━━━ EXERCISE INPUT ━━━

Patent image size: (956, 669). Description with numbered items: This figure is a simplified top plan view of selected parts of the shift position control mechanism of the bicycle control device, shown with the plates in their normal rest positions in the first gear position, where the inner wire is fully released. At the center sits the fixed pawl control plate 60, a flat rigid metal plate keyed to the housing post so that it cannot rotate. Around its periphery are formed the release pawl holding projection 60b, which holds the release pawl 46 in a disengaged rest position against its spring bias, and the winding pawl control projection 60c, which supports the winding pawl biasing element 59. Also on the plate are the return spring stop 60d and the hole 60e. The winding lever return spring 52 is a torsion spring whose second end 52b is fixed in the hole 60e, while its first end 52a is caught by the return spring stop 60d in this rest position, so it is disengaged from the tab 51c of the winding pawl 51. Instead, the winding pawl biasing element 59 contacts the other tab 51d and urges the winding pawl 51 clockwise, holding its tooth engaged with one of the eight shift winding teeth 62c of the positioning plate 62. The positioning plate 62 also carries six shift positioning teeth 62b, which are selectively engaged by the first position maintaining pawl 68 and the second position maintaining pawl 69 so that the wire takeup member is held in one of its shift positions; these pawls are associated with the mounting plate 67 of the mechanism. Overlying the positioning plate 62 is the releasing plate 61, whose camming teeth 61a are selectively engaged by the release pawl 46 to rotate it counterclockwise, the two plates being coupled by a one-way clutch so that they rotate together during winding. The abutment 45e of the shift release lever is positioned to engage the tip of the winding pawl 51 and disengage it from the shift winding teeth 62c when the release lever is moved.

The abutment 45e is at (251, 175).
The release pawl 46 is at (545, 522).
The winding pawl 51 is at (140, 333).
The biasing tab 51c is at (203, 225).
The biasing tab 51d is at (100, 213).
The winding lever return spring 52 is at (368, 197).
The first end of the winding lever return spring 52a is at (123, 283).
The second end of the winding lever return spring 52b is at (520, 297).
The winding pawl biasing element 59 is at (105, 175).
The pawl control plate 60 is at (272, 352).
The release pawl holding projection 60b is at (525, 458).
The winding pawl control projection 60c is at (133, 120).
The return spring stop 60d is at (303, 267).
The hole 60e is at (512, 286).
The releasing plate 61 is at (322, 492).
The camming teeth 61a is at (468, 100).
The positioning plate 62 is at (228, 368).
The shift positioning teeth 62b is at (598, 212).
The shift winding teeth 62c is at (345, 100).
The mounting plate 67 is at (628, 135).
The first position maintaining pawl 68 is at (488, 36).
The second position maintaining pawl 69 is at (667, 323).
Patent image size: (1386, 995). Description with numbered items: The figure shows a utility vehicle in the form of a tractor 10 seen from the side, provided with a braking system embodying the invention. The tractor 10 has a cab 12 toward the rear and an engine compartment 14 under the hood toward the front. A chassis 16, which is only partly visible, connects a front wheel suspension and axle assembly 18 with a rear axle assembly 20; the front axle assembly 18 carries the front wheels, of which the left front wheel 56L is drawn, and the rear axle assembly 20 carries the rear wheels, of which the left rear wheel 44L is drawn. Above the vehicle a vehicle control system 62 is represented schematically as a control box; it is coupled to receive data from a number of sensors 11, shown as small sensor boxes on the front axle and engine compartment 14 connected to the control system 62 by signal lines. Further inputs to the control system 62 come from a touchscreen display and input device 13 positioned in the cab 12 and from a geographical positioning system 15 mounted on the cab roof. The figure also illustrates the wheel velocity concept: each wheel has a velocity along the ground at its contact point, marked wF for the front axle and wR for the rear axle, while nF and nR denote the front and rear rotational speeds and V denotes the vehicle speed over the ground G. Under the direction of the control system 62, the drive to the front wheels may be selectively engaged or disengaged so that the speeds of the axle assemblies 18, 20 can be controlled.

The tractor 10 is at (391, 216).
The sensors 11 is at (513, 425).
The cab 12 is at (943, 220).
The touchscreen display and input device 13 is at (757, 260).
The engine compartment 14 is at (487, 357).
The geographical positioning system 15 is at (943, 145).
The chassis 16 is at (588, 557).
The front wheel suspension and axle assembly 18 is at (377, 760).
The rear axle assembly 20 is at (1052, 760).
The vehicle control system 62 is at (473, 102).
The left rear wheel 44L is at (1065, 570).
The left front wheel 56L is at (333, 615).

━━━

_WORK TO DO_
Express these records as a two-column CSV with the headers "description" and "positions", one row per record. Put each record's text in the first column and its answer in the second, with each value in a single quoted field and line breaks replaced by spaces.

_RESULT_
description,positions
"Patent image size: (956, 669). Description with numbered items: This figure is a simplified top plan view of selected parts of the shift position control mechanism of the bicycle control device, shown with the plates in their normal rest positions in the first gear position, where the inner wire is fully released. At the center sits the fixed pawl control plate 60, a flat rigid metal plate keyed to the housing post so that it cannot rotate. Around its periphery are formed the release pawl holding projection 60b, which holds the release pawl 46 in a disengaged rest position against its spring bias, and the winding pawl control projection 60c, which supports the winding pawl biasing element 59. Also on the plate are the return spring stop 60d and the hole 60e. The winding lever return spring 52 is a torsion spring whose second end 52b is fixed in the hole 60e, while its first end 52a is caught by the return spring stop 60d in this rest position, so it is disengaged from the tab 51c of the winding pawl 51. Instead, the winding pawl biasing element 59 contacts the other tab 51d and urges the winding pawl 51 clockwise, holding its tooth engaged with one of the eight shift winding teeth 62c of the positioning plate 62. The positioning plate 62 also carries six shift positioning teeth 62b, which are selectively engaged by the first position maintaining pawl 68 and the second position maintaining pawl 69 so that the wire takeup member is held in one of its shift positions; these pawls are associated with the mounting plate 67 of the mechanism. Overlying the positioning plate 62 is the releasing plate 61, whose camming teeth 61a are selectively engaged by the release pawl 46 to rotate it counterclockwise, the two plates being coupled by a one-way clutch so that they rotate together during winding. The abutment 45e of the shift release lever is positioned to engage the tip of the winding pawl 51 and disengage it from the shift winding teeth 62c when the release lever is moved.","The abutment 45e is at (251, 175). The release pawl 46 is at (545, 522). The winding pawl 51 is at (140, 333). The biasing tab 51c is at (203, 225). The biasing tab 51d is at (100, 213). The winding lever return spring 52 is at (368, 197). The first end of the winding lever return spring 52a is at (123, 283). The second end of the winding lever return spring 52b is at (520, 297). The winding pawl biasing element 59 is at (105, 175). The pawl control plate 60 is at (272, 352). The release pawl holding projection 60b is at (525, 458). The winding pawl control projection 60c is at (133, 120). The return spring stop 60d is at (303, 267). The hole 60e is at (512, 286). The releasing plate 61 is at (322, 492). The camming teeth 61a is at (468, 100). The positioning plate 62 is at (228, 368). The shift positioning teeth 62b is at (598, 212). The shift winding teeth 62c is at (345, 100). The mounting plate 67 is at (628, 135). The first position maintaining pawl 68 is at (488, 36). The second position maintaining pawl 69 is at (667, 323)."
"Patent image size: (1386, 995). Description with numbered items: The figure shows a utility vehicle in the form of a tractor 10 seen from the side, provided with a braking system embodying the invention. The tractor 10 has a cab 12 toward the rear and an engine compartment 14 under the hood toward the front. A chassis 16, which is only partly visible, connects a front wheel suspension and axle assembly 18 with a rear axle assembly 20; the front axle assembly 18 carries the front wheels, of which the left front wheel 56L is drawn, and the rear axle assembly 20 carries the rear wheels, of which the left rear wheel 44L is drawn. Above the vehicle a vehicle control system 62 is represented schematically as a control box; it is coupled to receive data from a number of sensors 11, shown as small sensor boxes on the front axle and engine compartment 14 connected to the control system 62 by signal lines. Further inputs to the control system 62 come from a touchscreen display and input device 13 positioned in the cab 12 and from a geographical positioning system 15 mounted on the cab roof. The figure also illustrates the wheel velocity concept: each wheel has a velocity along the ground at its contact point, marked wF for the front axle and wR for the rear axle, while nF and nR denote the front and rear rotational speeds and V denotes the vehicle speed over the ground G. Under the direction of the control system 62, the drive to the front wheels may be selectively engaged or disengaged so that the speeds of the axle assemblies 18, 20 can be controlled.","The tractor 10 is at (391, 216). The sensors 11 is at (513, 425). The cab 12 is at (943, 220). The touchscreen display and input device 13 is at (757, 260). The engine compartment 14 is at (487, 357). The geographical positioning system 15 is at (943, 145). The chassis 16 is at (588, 557). The front wheel suspension and axle assembly 18 is at (377, 760). The rear axle assembly 20 is at (1052, 760). The vehicle control system 62 is at (473, 102). The left rear wheel 44L is at (1065, 570). The left front wheel 56L is at (333, 615)."